• [What is asked] Please print all of the material below, word for word.

Excerpts from a figure dataset
▼

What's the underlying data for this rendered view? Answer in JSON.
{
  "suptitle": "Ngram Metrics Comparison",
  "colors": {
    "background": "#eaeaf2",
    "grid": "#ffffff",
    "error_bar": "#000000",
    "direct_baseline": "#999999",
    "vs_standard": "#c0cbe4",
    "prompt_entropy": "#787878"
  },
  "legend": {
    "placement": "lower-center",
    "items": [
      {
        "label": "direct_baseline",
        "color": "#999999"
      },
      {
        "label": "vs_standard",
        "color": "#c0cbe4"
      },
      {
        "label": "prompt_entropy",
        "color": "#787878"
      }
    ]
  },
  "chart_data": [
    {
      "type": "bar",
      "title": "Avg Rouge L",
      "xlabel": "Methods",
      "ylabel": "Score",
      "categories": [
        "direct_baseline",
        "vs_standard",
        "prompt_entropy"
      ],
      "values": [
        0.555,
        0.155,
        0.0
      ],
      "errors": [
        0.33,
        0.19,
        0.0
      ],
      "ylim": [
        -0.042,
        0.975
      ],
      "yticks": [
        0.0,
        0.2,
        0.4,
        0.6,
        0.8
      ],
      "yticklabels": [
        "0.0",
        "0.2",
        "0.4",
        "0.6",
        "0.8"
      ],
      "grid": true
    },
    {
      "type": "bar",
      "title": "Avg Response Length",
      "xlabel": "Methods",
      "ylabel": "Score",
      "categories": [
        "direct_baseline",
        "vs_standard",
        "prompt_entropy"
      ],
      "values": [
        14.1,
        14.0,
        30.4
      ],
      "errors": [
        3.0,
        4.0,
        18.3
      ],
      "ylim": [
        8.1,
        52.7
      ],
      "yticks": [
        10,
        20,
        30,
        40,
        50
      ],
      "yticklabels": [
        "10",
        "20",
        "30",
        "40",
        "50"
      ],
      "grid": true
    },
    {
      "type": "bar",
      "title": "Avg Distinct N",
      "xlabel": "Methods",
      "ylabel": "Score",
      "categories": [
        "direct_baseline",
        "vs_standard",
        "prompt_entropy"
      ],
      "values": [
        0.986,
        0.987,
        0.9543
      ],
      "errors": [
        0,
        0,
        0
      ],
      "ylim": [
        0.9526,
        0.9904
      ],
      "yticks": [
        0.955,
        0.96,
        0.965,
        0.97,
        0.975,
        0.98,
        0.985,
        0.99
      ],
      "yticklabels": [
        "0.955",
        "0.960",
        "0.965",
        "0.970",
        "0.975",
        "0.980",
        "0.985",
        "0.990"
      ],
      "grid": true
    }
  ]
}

▲

• [Exercise output]
What's the underlying data for this rendered view? Answer in JSON.
{
  "suptitle": "Ngram Metrics Comparison",
  "colors": {
    "background": "#eaeaf2",
    "grid": "#ffffff",
    "error_bar": "#000000",
    "direct_baseline": "#999999",
    "vs_standard": "#c0cbe4",
    "prompt_entropy": "#787878"
  },
  "legend": {
    "placement": "lower-center",
    "items": [
      {
        "label": "direct_baseline",
        "color": "#999999"
      },
      {
        "label": "vs_standard",
        "color": "#c0cbe4"
      },
      {
        "label": "prompt_entropy",
        "color": "#787878"
      }
    ]
  },
  "chart_data": [
    {
      "type": "bar",
      "title": "Avg Rouge L",
      "xlabel": "Methods",
      "ylabel": "Score",
      "categories": [
        "direct_baseline",
        "vs_standard",
        "prompt_entropy"
      ],
      "values": [
        0.555,
        0.155,
        0.0
      ],
      "errors": [
        0.33,
        0.19,
        0.0
      ],
      "ylim": [
        -0.042,
        0.975
      ],
      "yticks": [
        0.0,
        0.2,
        0.4,
        0.6,
        0.8
      ],
      "yticklabels": [
        "0.0",
        "0.2",
        "0.4",
        "0.6",
        "0.8"
      ],
      "grid": true
    },
    {
      "type": "bar",
      "title": "Avg Response Length",
      "xlabel": "Methods",
      "ylabel": "Score",
      "categories": [
        "direct_baseline",
        "vs_standard",
        "prompt_entropy"
      ],
      "values": [
        14.1,
        14.0,
        30.4
      ],
      "errors": [
        3.0,
        4.0,
        18.3
      ],
      "ylim": [
        8.1,
        52.7
      ],
      "yticks": [
        10,
        20,
        30,
        40,
        50
      ],
      "yticklabels": [
        "10",
        "20",
        "30",
        "40",
        "50"
      ],
      "grid": true
    },
    {
      "type": "bar",
      "title": "Avg Distinct N",
      "xlabel": "Methods",
      "ylabel": "Score",
      "categories": [
        "direct_baseline",
        "vs_standard",
        "prompt_entropy"
      ],
      "values": [
        0.986,
        0.987,
        0.9543
      ],
      "errors": [
        0,
        0,
        0
      ],
      "ylim": [
        0.9526,
        0.9904
      ],
      "yticks": [
        0.955,
        0.96,
        0.965,
        0.97,
        0.975,
        0.98,
        0.985,
        0.99
      ],
      "yticklabels": [
        "0.955",
        "0.960",
        "0.965",
        "0.970",
        "0.975",
        "0.980",
        "0.985",
        "0.990"
      ],
      "grid": true
    }
  ]
}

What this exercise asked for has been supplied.